Data extracted from a collection
## begin
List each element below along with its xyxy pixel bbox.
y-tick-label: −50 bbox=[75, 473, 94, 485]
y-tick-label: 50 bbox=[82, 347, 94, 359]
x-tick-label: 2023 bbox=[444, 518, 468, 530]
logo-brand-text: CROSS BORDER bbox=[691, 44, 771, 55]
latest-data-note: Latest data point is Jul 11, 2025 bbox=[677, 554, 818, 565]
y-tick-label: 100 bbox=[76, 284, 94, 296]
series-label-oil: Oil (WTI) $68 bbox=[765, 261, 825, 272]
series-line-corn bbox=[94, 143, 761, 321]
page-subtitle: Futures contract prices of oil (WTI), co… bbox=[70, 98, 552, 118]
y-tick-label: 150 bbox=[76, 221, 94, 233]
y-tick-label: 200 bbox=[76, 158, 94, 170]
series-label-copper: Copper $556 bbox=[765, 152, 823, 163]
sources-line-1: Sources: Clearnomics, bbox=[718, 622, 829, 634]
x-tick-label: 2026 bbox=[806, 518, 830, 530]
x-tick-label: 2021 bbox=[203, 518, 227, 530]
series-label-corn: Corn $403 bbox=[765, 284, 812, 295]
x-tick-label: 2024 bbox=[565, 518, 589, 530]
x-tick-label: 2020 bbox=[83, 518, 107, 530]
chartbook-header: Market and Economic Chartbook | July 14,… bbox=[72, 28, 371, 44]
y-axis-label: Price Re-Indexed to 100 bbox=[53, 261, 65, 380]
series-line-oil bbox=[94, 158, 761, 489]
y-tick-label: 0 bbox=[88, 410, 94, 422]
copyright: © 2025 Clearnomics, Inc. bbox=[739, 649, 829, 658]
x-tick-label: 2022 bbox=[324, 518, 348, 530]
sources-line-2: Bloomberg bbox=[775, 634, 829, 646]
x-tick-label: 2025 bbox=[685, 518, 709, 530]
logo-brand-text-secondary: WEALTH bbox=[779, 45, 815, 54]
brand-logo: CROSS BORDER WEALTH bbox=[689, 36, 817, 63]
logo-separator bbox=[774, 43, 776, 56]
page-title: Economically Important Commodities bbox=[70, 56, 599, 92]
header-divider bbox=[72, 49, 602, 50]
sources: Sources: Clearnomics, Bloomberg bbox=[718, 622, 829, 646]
## end
◆ Exercise goal:
Reproduce all of the material above, substituting "CROSS-BORDER" for every occurrence of "CROSS BORDER" and leaving everything else unchanged.

◆ Output for this task:
List each element below along with its xyxy pixel bbox.
y-tick-label: −50 bbox=[75, 473, 94, 485]
y-tick-label: 50 bbox=[82, 347, 94, 359]
x-tick-label: 2023 bbox=[444, 518, 468, 530]
logo-brand-text: CROSS-BORDER bbox=[691, 44, 771, 55]
latest-data-note: Latest data point is Jul 11, 2025 bbox=[677, 554, 818, 565]
y-tick-label: 100 bbox=[76, 284, 94, 296]
series-label-oil: Oil (WTI) $68 bbox=[765, 261, 825, 272]
series-line-corn bbox=[94, 143, 761, 321]
page-subtitle: Futures contract prices of oil (WTI), co… bbox=[70, 98, 552, 118]
y-tick-label: 150 bbox=[76, 221, 94, 233]
y-tick-label: 200 bbox=[76, 158, 94, 170]
series-label-copper: Copper $556 bbox=[765, 152, 823, 163]
sources-line-1: Sources: Clearnomics, bbox=[718, 622, 829, 634]
x-tick-label: 2026 bbox=[806, 518, 830, 530]
x-tick-label: 2021 bbox=[203, 518, 227, 530]
series-label-corn: Corn $403 bbox=[765, 284, 812, 295]
x-tick-label: 2024 bbox=[565, 518, 589, 530]
x-tick-label: 2020 bbox=[83, 518, 107, 530]
chartbook-header: Market and Economic Chartbook | July 14,… bbox=[72, 28, 371, 44]
y-axis-label: Price Re-Indexed to 100 bbox=[53, 261, 65, 380]
series-line-oil bbox=[94, 158, 761, 489]
y-tick-label: 0 bbox=[88, 410, 94, 422]
copyright: © 2025 Clearnomics, Inc. bbox=[739, 649, 829, 658]
x-tick-label: 2022 bbox=[324, 518, 348, 530]
sources-line-2: Bloomberg bbox=[775, 634, 829, 646]
x-tick-label: 2025 bbox=[685, 518, 709, 530]
logo-brand-text-secondary: WEALTH bbox=[779, 45, 815, 54]
brand-logo: CROSS-BORDER WEALTH bbox=[689, 36, 817, 63]
logo-separator bbox=[774, 43, 776, 56]
page-title: Economically Important Commodities bbox=[70, 56, 599, 92]
header-divider bbox=[72, 49, 602, 50]
sources: Sources: Clearnomics, Bloomberg bbox=[718, 622, 829, 646]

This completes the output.